Items from a figure collection:

◆ ◆ ◆ ◆

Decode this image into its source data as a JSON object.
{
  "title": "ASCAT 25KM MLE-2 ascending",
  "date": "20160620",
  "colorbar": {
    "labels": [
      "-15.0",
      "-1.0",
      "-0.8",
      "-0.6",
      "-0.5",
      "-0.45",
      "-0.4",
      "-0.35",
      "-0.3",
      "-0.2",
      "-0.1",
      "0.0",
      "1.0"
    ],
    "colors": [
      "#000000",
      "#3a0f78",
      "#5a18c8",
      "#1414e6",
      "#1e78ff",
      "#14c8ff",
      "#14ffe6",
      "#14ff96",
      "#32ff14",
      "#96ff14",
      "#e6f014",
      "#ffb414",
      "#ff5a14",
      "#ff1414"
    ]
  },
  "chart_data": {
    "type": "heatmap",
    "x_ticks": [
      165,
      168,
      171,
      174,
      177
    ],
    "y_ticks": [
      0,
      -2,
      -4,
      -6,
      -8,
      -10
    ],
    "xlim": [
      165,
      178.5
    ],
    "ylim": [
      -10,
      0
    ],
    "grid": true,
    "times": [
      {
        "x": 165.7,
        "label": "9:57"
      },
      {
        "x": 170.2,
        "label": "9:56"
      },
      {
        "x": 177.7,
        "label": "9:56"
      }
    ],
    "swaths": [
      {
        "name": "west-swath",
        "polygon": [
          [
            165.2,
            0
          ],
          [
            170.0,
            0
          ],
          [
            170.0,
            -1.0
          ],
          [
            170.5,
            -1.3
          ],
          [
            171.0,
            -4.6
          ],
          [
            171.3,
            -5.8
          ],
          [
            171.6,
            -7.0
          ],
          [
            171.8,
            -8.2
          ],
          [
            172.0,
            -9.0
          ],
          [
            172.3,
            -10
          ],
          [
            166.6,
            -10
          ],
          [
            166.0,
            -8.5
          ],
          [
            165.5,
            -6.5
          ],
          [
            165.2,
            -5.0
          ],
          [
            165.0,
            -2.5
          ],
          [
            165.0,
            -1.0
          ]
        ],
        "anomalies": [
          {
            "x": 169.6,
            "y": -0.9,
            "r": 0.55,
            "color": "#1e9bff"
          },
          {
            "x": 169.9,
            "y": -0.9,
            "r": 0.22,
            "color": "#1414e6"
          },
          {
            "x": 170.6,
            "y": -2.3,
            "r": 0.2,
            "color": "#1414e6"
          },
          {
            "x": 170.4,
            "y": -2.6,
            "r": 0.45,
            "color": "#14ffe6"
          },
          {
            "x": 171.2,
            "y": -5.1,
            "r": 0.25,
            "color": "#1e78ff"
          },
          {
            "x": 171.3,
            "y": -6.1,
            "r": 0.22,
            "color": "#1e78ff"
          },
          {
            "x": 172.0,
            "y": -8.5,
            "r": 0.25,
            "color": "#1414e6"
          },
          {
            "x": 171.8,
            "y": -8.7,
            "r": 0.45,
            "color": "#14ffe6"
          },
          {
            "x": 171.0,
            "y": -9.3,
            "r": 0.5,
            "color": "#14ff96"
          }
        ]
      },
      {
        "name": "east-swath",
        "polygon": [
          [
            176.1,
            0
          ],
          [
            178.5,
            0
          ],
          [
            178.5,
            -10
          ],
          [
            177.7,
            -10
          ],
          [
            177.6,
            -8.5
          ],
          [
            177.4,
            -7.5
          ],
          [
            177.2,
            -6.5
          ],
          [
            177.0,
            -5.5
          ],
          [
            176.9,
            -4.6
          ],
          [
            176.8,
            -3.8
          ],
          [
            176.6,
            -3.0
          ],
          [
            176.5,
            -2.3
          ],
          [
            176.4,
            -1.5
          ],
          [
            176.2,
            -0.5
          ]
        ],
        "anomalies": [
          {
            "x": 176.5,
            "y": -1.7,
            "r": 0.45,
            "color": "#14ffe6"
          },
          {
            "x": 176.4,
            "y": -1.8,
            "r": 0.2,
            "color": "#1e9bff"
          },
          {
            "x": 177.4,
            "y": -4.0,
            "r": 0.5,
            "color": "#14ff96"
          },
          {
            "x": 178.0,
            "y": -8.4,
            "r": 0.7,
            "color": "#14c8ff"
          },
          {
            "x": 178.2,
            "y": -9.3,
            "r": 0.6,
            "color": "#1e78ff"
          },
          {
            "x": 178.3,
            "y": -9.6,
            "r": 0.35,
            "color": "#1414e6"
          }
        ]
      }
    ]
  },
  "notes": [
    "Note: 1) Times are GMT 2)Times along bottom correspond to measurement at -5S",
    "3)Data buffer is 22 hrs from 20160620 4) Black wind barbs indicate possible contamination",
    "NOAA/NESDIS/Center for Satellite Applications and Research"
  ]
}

◆ ◆ ◆ ◆

GIVEN REQUEST: Output the full listing without altering anything.

RESULT OF THE EXERCISE:
Decode this image into its source data as a JSON object.
{
  "title": "ASCAT 25KM MLE-2 ascending",
  "date": "20160620",
  "colorbar": {
    "labels": [
      "-15.0",
      "-1.0",
      "-0.8",
      "-0.6",
      "-0.5",
      "-0.45",
      "-0.4",
      "-0.35",
      "-0.3",
      "-0.2",
      "-0.1",
      "0.0",
      "1.0"
    ],
    "colors": [
      "#000000",
      "#3a0f78",
      "#5a18c8",
      "#1414e6",
      "#1e78ff",
      "#14c8ff",
      "#14ffe6",
      "#14ff96",
      "#32ff14",
      "#96ff14",
      "#e6f014",
      "#ffb414",
      "#ff5a14",
      "#ff1414"
    ]
  },
  "chart_data": {
    "type": "heatmap",
    "x_ticks": [
      165,
      168,
      171,
      174,
      177
    ],
    "y_ticks": [
      0,
      -2,
      -4,
      -6,
      -8,
      -10
    ],
    "xlim": [
      165,
      178.5
    ],
    "ylim": [
      -10,
      0
    ],
    "grid": true,
    "times": [
      {
        "x": 165.7,
        "label": "9:57"
      },
      {
        "x": 170.2,
        "label": "9:56"
      },
      {
        "x": 177.7,
        "label": "9:56"
      }
    ],
    "swaths": [
      {
        "name": "west-swath",
        "polygon": [
          [
            165.2,
            0
          ],
          [
            170.0,
            0
          ],
          [
            170.0,
            -1.0
          ],
          [
            170.5,
            -1.3
          ],
          [
            171.0,
            -4.6
          ],
          [
            171.3,
            -5.8
          ],
          [
            171.6,
            -7.0
          ],
          [
            171.8,
            -8.2
          ],
          [
            172.0,
            -9.0
          ],
          [
            172.3,
            -10
          ],
          [
            166.6,
            -10
          ],
          [
            166.0,
            -8.5
          ],
          [
            165.5,
            -6.5
          ],
          [
            165.2,
            -5.0
          ],
          [
            165.0,
            -2.5
          ],
          [
            165.0,
            -1.0
          ]
        ],
        "anomalies": [
          {
            "x": 169.6,
            "y": -0.9,
            "r": 0.55,
            "color": "#1e9bff"
          },
          {
            "x": 169.9,
            "y": -0.9,
            "r": 0.22,
            "color": "#1414e6"
          },
          {
            "x": 170.6,
            "y": -2.3,
            "r": 0.2,
            "color": "#1414e6"
          },
          {
            "x": 170.4,
            "y": -2.6,
            "r": 0.45,
            "color": "#14ffe6"
          },
          {
            "x": 171.2,
            "y": -5.1,
            "r": 0.25,
            "color": "#1e78ff"
          },
          {
            "x": 171.3,
            "y": -6.1,
            "r": 0.22,
            "color": "#1e78ff"
          },
          {
            "x": 172.0,
            "y": -8.5,
            "r": 0.25,
            "color": "#1414e6"
          },
          {
            "x": 171.8,
            "y": -8.7,
            "r": 0.45,
            "color": "#14ffe6"
          },
          {
            "x": 171.0,
            "y": -9.3,
            "r": 0.5,
            "color": "#14ff96"
          }
        ]
      },
      {
        "name": "east-swath",
        "polygon": [
          [
            176.1,
            0
          ],
          [
            178.5,
            0
          ],
          [
            178.5,
            -10
          ],
          [
            177.7,
            -10
          ],
          [
            177.6,
            -8.5
          ],
          [
            177.4,
            -7.5
          ],
          [
            177.2,
            -6.5
          ],
          [
            177.0,
            -5.5
          ],
          [
            176.9,
            -4.6
          ],
          [
            176.8,
            -3.8
          ],
          [
            176.6,
            -3.0
          ],
          [
            176.5,
            -2.3
          ],
          [
            176.4,
            -1.5
          ],
          [
            176.2,
            -0.5
          ]
        ],
        "anomalies": [
          {
            "x": 176.5,
            "y": -1.7,
            "r": 0.45,
            "color": "#14ffe6"
          },
          {
            "x": 176.4,
            "y": -1.8,
            "r": 0.2,
            "color": "#1e9bff"
          },
          {
            "x": 177.4,
            "y": -4.0,
            "r": 0.5,
            "color": "#14ff96"
          },
          {
            "x": 178.0,
            "y": -8.4,
            "r": 0.7,
            "color": "#14c8ff"
          },
          {
            "x": 178.2,
            "y": -9.3,
            "r": 0.6,
            "color": "#1e78ff"
          },
          {
            "x": 178.3,
            "y": -9.6,
            "r": 0.35,
            "color": "#1414e6"
          }
        ]
      }
    ]
  },
  "notes": [
    "Note: 1) Times are GMT 2)Times along bottom correspond to measurement at -5S",
    "3)Data buffer is 22 hrs from 20160620 4) Black wind barbs indicate possible contamination",
    "NOAA/NESDIS/Center for Satellite Applications and Research"
  ]
}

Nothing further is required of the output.